◆ DIRECTIONS: Identify and pull out each line of the entries in which "создание" occurs.

Data entries:

= = = =

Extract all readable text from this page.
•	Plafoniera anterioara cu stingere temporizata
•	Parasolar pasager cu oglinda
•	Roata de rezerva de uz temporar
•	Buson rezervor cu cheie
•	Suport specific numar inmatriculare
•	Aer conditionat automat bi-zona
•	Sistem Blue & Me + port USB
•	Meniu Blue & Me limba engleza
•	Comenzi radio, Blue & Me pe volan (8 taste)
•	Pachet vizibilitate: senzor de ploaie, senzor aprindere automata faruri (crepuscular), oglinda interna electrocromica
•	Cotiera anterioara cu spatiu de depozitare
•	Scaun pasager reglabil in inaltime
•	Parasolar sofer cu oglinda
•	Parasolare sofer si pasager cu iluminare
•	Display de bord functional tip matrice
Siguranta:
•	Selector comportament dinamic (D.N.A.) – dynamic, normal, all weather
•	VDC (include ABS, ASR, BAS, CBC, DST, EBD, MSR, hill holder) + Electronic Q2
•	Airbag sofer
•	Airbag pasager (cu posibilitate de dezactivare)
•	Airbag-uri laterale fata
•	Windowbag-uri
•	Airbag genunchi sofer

= = = =

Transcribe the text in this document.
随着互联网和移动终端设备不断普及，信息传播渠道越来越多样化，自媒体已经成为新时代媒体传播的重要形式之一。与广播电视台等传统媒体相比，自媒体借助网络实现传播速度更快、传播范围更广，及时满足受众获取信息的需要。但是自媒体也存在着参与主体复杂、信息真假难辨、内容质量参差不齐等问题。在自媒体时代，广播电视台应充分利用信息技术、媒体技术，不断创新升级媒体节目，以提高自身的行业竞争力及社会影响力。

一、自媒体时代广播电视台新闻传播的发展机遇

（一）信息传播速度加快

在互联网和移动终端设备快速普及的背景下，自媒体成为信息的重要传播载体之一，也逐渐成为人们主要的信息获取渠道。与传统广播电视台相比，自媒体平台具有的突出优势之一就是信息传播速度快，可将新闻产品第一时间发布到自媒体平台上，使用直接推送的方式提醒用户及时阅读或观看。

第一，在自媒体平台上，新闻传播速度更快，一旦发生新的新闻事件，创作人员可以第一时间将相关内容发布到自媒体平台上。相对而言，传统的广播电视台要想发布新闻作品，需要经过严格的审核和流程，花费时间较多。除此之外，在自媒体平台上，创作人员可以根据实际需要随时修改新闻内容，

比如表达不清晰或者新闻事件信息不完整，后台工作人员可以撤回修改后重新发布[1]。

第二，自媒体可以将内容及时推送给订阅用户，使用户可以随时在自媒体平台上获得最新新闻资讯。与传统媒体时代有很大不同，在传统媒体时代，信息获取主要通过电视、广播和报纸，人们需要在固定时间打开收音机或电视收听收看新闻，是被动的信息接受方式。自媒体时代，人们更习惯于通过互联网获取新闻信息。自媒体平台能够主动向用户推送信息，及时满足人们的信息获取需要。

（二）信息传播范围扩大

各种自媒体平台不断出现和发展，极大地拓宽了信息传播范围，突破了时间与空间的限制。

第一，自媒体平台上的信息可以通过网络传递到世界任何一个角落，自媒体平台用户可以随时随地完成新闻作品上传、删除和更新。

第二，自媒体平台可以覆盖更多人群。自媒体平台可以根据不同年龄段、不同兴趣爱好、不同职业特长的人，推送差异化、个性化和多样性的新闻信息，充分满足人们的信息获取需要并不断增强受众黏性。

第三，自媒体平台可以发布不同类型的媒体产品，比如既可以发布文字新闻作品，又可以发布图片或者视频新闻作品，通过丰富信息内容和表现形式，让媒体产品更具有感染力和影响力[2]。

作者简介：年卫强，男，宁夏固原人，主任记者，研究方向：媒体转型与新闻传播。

= = = =

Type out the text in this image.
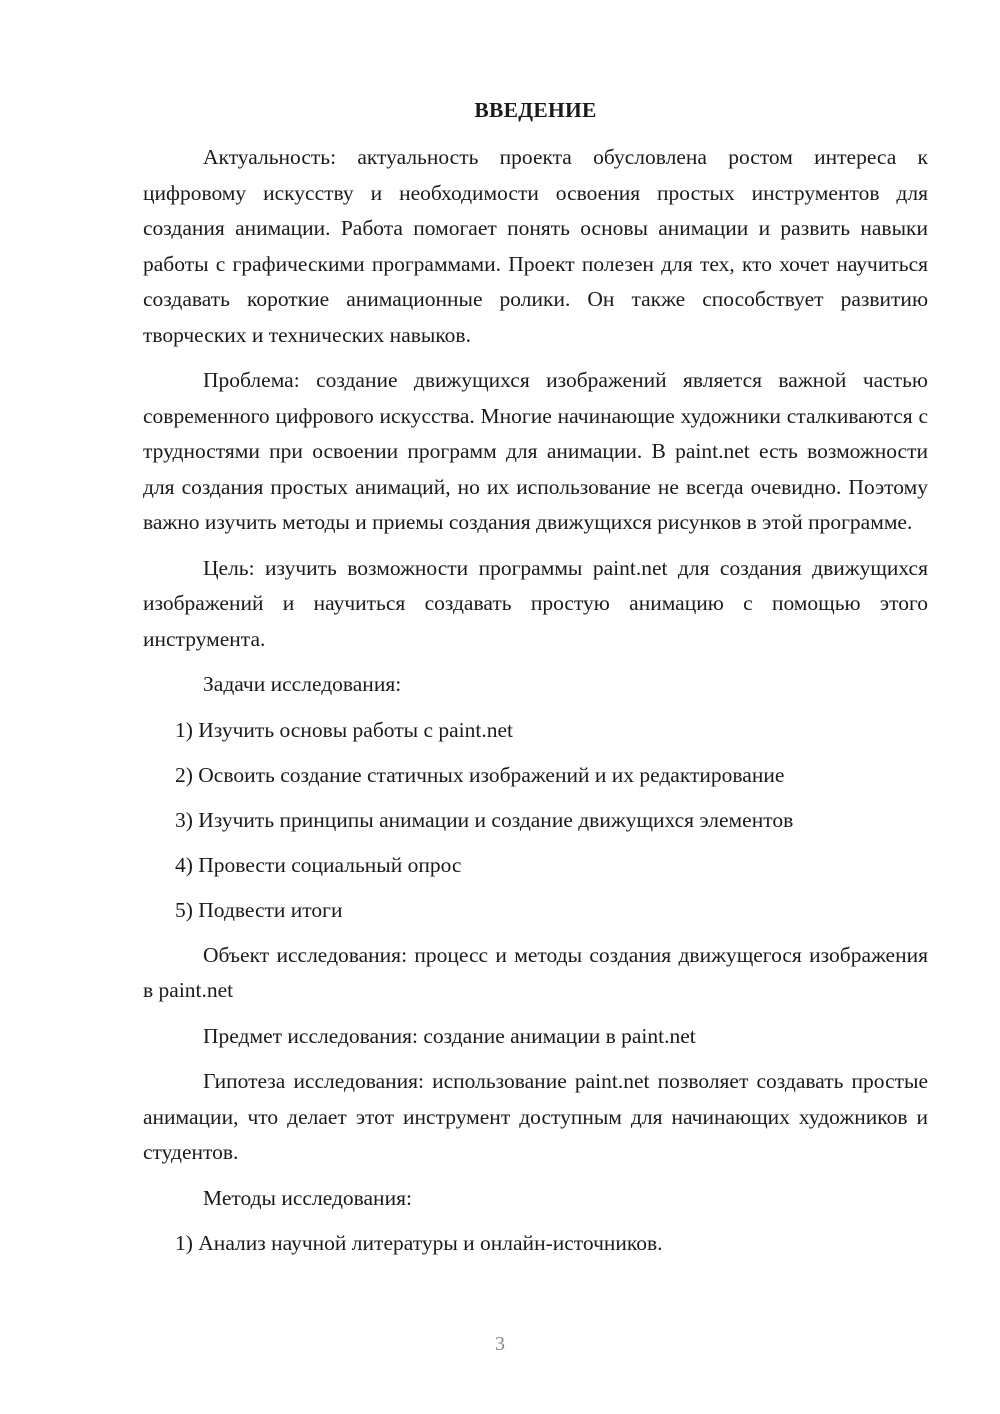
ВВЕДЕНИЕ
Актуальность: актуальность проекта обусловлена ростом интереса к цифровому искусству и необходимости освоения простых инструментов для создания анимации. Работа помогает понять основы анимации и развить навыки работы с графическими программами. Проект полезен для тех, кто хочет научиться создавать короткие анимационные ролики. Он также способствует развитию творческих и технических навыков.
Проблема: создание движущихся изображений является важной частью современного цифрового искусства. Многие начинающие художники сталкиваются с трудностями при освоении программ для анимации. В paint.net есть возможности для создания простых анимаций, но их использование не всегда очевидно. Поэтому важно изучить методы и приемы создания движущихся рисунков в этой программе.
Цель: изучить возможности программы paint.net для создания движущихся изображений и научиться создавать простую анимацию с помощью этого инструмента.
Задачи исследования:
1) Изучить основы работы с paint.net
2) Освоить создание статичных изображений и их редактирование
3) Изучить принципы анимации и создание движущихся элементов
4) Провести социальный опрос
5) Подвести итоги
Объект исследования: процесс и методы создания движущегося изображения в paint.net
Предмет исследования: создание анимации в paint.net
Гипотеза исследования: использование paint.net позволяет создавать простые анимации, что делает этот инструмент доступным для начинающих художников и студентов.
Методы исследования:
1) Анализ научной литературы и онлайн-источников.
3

= = = =

◆ SOLVED PROBLEM:
Проблема: создание движущихся изображений является важной частью современного цифрового искусства. Многие начинающие художники сталкиваются с трудностями при освоении программ для анимации. В paint.net есть возможности для создания простых анимаций, но их использование не всегда очевидно. Поэтому важно изучить методы и приемы создания движущихся рисунков в этой программе.
2) Освоить создание статичных изображений и их редактирование
3) Изучить принципы анимации и создание движущихся элементов
Предмет исследования: создание анимации в paint.net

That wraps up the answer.